(Dataset records)
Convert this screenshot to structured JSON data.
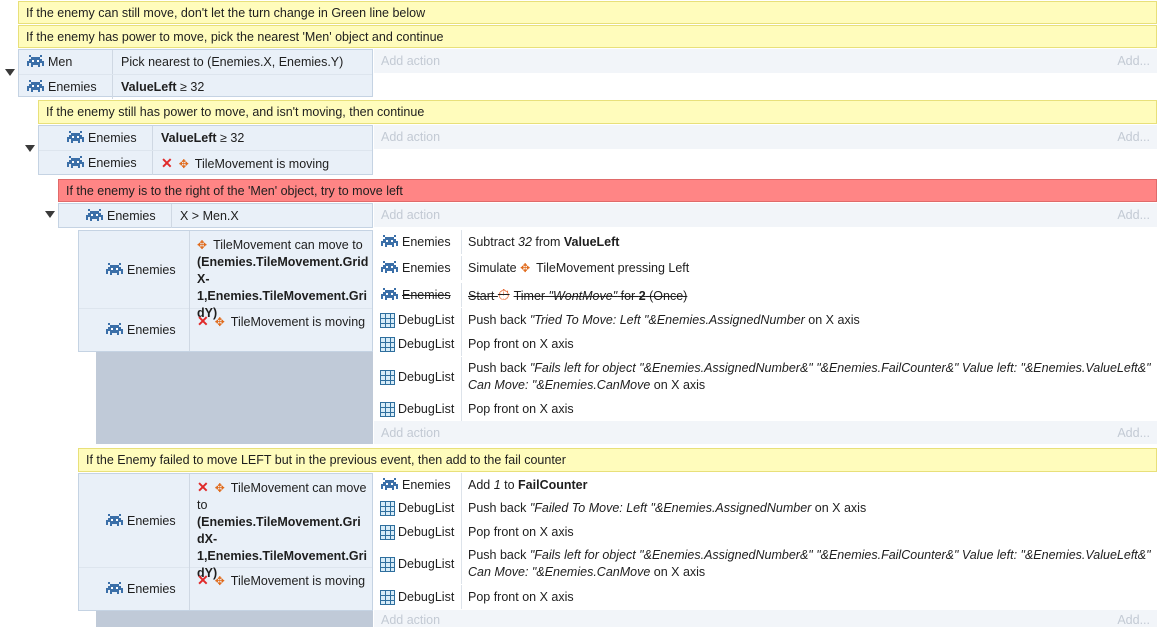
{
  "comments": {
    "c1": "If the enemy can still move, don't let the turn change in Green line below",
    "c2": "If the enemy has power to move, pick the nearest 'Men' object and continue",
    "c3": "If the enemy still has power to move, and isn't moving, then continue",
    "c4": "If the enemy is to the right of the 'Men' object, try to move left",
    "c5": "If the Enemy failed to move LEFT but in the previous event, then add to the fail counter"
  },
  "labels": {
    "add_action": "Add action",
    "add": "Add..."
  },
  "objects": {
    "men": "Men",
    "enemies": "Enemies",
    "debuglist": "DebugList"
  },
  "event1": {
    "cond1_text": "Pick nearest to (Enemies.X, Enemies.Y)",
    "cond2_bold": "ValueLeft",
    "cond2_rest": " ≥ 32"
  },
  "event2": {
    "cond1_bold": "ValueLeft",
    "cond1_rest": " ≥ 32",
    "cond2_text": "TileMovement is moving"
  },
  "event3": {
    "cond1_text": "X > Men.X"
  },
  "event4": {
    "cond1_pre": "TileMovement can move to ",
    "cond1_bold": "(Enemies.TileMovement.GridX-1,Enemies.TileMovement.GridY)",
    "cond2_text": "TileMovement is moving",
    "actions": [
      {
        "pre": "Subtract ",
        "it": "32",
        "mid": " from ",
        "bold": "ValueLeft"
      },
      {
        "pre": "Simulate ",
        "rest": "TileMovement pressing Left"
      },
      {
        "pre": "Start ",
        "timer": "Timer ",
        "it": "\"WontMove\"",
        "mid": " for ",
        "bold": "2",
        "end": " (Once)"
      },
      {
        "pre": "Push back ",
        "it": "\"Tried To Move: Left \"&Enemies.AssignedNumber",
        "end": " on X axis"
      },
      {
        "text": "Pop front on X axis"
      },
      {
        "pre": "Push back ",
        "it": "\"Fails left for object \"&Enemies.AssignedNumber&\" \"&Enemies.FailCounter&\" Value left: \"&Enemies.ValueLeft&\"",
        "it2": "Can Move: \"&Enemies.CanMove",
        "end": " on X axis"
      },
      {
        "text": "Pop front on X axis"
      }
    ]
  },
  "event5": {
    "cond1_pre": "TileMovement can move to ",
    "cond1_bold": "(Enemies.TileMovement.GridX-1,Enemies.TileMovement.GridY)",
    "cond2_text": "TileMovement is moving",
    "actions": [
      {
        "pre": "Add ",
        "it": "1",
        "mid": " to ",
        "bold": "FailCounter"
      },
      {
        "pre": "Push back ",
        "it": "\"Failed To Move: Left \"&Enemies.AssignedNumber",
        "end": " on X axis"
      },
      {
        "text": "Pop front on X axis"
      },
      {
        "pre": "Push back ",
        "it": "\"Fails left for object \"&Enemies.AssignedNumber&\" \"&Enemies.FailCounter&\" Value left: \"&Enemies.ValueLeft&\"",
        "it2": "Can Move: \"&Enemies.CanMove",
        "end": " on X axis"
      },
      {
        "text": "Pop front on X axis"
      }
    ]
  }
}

▶ [Stated goal]:
Without including any pictures, output all the entries above exactly.

▶ [Exercise result]:
Convert this screenshot to structured JSON data.
{
  "comments": {
    "c1": "If the enemy can still move, don't let the turn change in Green line below",
    "c2": "If the enemy has power to move, pick the nearest 'Men' object and continue",
    "c3": "If the enemy still has power to move, and isn't moving, then continue",
    "c4": "If the enemy is to the right of the 'Men' object, try to move left",
    "c5": "If the Enemy failed to move LEFT but in the previous event, then add to the fail counter"
  },
  "labels": {
    "add_action": "Add action",
    "add": "Add..."
  },
  "objects": {
    "men": "Men",
    "enemies": "Enemies",
    "debuglist": "DebugList"
  },
  "event1": {
    "cond1_text": "Pick nearest to (Enemies.X, Enemies.Y)",
    "cond2_bold": "ValueLeft",
    "cond2_rest": " ≥ 32"
  },
  "event2": {
    "cond1_bold": "ValueLeft",
    "cond1_rest": " ≥ 32",
    "cond2_text": "TileMovement is moving"
  },
  "event3": {
    "cond1_text": "X > Men.X"
  },
  "event4": {
    "cond1_pre": "TileMovement can move to ",
    "cond1_bold": "(Enemies.TileMovement.GridX-1,Enemies.TileMovement.GridY)",
    "cond2_text": "TileMovement is moving",
    "actions": [
      {
        "pre": "Subtract ",
        "it": "32",
        "mid": " from ",
        "bold": "ValueLeft"
      },
      {
        "pre": "Simulate ",
        "rest": "TileMovement pressing Left"
      },
      {
        "pre": "Start ",
        "timer": "Timer ",
        "it": "\"WontMove\"",
        "mid": " for ",
        "bold": "2",
        "end": " (Once)"
      },
      {
        "pre": "Push back ",
        "it": "\"Tried To Move: Left \"&Enemies.AssignedNumber",
        "end": " on X axis"
      },
      {
        "text": "Pop front on X axis"
      },
      {
        "pre": "Push back ",
        "it": "\"Fails left for object \"&Enemies.AssignedNumber&\" \"&Enemies.FailCounter&\" Value left: \"&Enemies.ValueLeft&\"",
        "it2": "Can Move: \"&Enemies.CanMove",
        "end": " on X axis"
      },
      {
        "text": "Pop front on X axis"
      }
    ]
  },
  "event5": {
    "cond1_pre": "TileMovement can move to ",
    "cond1_bold": "(Enemies.TileMovement.GridX-1,Enemies.TileMovement.GridY)",
    "cond2_text": "TileMovement is moving",
    "actions": [
      {
        "pre": "Add ",
        "it": "1",
        "mid": " to ",
        "bold": "FailCounter"
      },
      {
        "pre": "Push back ",
        "it": "\"Failed To Move: Left \"&Enemies.AssignedNumber",
        "end": " on X axis"
      },
      {
        "text": "Pop front on X axis"
      },
      {
        "pre": "Push back ",
        "it": "\"Fails left for object \"&Enemies.AssignedNumber&\" \"&Enemies.FailCounter&\" Value left: \"&Enemies.ValueLeft&\"",
        "it2": "Can Move: \"&Enemies.CanMove",
        "end": " on X axis"
      },
      {
        "text": "Pop front on X axis"
      }
    ]
  }
}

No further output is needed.